** Directions **
Wherever a line holds the word "appropriate", copy that line out.

** Data section **
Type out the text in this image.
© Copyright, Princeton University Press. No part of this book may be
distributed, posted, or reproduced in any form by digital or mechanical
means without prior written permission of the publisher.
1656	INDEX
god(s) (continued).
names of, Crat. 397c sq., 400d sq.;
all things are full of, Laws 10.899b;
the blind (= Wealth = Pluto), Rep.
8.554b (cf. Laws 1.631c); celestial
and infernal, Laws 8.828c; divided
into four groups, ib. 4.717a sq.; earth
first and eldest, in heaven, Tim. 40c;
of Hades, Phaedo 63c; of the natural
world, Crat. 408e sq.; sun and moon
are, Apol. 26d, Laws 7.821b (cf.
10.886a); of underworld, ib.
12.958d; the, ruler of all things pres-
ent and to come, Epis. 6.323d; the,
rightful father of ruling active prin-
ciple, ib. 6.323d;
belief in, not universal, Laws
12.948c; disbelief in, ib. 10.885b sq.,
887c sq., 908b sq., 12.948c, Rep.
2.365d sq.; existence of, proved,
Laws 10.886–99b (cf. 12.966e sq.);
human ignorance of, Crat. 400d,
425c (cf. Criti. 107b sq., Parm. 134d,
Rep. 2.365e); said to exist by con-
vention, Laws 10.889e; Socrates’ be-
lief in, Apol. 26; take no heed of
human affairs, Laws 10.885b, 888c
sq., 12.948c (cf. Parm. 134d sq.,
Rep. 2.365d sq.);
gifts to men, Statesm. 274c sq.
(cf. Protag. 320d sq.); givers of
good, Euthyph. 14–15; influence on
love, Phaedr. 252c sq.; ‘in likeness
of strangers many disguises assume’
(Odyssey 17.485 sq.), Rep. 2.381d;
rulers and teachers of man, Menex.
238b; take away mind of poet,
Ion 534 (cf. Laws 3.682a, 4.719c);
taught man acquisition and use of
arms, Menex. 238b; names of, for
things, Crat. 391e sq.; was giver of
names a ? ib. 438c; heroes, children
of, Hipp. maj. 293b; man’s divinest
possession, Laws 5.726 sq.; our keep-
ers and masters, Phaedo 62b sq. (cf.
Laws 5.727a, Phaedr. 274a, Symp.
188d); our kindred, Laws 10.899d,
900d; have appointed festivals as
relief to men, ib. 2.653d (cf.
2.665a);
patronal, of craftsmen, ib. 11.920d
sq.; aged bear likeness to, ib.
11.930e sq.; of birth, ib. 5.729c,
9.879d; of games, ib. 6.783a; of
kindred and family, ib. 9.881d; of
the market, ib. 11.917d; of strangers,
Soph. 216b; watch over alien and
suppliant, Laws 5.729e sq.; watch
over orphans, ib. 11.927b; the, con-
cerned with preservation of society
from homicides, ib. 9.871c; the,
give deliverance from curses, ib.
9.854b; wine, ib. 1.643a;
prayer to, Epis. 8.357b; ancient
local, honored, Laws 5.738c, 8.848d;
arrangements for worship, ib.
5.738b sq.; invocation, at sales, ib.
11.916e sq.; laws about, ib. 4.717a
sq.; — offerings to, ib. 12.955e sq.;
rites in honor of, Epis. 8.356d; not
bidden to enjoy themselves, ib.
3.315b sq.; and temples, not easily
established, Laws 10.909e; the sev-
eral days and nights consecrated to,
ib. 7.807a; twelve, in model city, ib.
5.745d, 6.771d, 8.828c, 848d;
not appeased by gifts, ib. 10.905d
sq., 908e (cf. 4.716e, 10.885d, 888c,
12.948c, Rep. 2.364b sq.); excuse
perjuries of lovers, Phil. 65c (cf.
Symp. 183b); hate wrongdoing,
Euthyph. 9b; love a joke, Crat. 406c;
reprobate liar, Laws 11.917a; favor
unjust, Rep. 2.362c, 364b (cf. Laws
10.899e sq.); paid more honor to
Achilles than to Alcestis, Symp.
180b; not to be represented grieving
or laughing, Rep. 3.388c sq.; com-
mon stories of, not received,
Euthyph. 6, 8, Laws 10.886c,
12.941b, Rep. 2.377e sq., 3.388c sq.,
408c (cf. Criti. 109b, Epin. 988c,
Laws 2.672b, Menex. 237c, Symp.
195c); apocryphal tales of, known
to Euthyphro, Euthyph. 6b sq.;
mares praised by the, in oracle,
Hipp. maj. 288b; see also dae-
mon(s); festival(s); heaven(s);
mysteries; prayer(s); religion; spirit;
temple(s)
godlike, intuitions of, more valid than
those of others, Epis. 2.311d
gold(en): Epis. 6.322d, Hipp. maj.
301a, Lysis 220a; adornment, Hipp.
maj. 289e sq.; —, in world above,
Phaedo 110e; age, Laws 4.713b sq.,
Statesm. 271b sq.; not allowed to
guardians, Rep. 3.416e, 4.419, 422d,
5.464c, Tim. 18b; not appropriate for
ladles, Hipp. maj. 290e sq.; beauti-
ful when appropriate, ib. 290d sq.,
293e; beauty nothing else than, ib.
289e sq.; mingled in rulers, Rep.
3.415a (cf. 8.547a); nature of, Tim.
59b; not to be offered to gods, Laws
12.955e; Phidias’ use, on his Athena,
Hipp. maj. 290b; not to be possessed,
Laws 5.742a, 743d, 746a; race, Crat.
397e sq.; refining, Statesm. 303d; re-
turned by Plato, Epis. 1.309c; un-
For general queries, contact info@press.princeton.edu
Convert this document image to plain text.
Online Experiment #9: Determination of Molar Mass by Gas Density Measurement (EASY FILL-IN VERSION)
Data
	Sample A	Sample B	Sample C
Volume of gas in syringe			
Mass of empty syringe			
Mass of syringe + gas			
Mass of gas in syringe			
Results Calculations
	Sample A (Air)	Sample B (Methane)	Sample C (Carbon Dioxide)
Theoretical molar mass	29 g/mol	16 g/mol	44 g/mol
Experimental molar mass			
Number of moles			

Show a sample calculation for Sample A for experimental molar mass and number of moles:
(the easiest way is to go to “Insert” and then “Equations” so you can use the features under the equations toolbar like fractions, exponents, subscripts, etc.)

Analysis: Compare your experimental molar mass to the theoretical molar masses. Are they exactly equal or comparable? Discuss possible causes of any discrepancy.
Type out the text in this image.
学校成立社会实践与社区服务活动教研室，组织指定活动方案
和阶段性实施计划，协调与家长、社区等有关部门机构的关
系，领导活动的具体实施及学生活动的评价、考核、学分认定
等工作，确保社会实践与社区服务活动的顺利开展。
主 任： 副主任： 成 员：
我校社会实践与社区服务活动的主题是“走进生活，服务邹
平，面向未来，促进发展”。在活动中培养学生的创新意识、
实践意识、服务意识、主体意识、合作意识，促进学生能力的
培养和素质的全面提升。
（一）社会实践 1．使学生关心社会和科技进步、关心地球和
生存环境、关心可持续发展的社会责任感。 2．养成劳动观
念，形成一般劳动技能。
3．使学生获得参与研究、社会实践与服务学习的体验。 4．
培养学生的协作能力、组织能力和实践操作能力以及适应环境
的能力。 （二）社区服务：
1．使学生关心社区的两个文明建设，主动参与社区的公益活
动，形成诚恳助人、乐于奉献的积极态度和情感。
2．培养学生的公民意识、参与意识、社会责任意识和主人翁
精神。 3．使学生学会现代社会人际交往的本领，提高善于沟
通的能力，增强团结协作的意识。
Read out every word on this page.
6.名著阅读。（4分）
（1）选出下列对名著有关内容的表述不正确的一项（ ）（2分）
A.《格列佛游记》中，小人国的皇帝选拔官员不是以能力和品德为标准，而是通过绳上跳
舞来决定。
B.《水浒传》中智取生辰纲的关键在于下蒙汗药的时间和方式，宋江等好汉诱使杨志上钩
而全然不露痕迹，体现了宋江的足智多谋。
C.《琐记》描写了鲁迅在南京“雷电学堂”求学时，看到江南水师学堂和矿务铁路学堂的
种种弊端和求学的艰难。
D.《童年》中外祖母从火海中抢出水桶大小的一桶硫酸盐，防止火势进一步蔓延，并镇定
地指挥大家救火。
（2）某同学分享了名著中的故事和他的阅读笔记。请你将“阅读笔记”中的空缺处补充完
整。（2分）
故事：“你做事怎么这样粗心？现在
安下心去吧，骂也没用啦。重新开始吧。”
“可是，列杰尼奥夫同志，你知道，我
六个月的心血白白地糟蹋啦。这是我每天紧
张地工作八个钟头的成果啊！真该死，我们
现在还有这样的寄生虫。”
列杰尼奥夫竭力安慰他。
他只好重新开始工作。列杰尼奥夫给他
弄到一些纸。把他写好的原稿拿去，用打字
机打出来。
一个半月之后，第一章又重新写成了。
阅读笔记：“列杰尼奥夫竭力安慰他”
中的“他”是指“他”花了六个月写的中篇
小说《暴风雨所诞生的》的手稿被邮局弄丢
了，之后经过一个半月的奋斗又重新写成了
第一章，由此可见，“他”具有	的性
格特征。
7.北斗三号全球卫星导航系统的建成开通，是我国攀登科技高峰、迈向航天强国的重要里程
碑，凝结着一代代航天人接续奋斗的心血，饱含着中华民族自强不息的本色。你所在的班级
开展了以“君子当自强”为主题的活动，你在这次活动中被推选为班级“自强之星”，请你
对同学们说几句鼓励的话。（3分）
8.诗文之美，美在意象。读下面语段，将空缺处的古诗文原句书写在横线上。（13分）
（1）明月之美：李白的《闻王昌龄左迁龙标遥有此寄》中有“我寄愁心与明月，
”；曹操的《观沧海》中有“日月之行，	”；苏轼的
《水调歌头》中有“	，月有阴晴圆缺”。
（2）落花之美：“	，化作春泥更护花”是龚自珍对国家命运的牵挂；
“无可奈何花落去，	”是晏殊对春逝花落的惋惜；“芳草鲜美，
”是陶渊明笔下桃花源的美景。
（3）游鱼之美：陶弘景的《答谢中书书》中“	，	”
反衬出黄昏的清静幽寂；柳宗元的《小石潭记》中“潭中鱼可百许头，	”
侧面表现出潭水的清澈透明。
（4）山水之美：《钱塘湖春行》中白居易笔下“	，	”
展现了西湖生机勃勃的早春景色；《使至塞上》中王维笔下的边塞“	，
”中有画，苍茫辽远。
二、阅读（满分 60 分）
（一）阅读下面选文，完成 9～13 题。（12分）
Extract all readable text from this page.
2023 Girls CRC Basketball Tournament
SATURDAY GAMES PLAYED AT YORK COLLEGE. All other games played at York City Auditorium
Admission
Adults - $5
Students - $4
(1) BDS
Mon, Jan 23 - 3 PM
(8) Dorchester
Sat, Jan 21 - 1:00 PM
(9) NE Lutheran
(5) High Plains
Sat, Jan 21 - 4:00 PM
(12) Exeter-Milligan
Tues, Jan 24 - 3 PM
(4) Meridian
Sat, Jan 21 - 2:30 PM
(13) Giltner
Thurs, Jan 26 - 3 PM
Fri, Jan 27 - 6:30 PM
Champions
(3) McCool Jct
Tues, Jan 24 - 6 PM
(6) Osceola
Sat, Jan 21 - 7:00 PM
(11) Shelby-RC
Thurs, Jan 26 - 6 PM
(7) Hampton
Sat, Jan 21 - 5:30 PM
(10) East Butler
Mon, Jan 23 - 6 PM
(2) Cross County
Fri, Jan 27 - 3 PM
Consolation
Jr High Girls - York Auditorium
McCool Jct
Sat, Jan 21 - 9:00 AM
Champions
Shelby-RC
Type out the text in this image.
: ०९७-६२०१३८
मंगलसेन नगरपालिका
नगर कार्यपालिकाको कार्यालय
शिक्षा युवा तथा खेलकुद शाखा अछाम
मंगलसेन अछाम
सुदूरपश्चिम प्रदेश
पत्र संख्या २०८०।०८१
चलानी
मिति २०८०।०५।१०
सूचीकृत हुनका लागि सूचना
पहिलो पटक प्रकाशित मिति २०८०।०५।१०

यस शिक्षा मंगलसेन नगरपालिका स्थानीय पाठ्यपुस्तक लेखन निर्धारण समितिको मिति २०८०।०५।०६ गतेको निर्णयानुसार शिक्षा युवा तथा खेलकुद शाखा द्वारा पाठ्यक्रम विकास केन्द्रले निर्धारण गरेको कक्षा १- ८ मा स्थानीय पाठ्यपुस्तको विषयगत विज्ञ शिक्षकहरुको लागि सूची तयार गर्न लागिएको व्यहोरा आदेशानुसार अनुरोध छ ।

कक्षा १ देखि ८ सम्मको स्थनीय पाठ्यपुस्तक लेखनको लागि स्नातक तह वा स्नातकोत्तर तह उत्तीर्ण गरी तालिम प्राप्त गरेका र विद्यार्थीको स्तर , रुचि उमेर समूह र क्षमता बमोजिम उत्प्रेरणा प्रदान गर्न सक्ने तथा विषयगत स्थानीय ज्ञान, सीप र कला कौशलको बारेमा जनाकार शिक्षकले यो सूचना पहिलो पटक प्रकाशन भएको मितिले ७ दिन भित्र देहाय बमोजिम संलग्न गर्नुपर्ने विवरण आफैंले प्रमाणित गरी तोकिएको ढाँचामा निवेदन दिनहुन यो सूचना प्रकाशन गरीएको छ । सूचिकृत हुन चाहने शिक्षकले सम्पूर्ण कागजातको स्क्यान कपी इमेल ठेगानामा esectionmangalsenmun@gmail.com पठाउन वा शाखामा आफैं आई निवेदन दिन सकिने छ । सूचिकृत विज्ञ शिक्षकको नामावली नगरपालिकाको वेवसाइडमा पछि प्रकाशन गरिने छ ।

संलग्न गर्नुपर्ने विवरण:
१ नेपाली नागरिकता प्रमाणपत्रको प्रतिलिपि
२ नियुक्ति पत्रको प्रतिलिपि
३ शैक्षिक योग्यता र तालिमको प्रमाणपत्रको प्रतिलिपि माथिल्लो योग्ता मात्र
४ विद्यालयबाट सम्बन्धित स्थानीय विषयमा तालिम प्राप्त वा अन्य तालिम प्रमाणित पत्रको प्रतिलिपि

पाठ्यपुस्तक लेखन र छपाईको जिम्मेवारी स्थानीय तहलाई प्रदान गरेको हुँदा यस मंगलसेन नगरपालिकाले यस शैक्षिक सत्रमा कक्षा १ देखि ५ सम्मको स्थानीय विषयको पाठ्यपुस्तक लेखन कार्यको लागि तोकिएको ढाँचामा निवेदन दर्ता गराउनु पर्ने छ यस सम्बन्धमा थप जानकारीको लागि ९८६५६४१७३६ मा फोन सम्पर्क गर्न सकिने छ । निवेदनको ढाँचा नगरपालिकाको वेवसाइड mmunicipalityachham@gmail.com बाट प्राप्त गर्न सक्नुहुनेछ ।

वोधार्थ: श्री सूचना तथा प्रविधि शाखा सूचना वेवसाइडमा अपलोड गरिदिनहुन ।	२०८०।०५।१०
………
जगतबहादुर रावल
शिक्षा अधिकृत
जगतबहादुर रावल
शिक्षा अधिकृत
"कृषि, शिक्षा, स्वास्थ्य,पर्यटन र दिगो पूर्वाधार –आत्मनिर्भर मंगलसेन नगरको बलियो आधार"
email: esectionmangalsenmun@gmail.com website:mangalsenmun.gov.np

** The result **
5.464c, Tim. 18b; not appropriate for
ful when appropriate, ib. 290d sq.,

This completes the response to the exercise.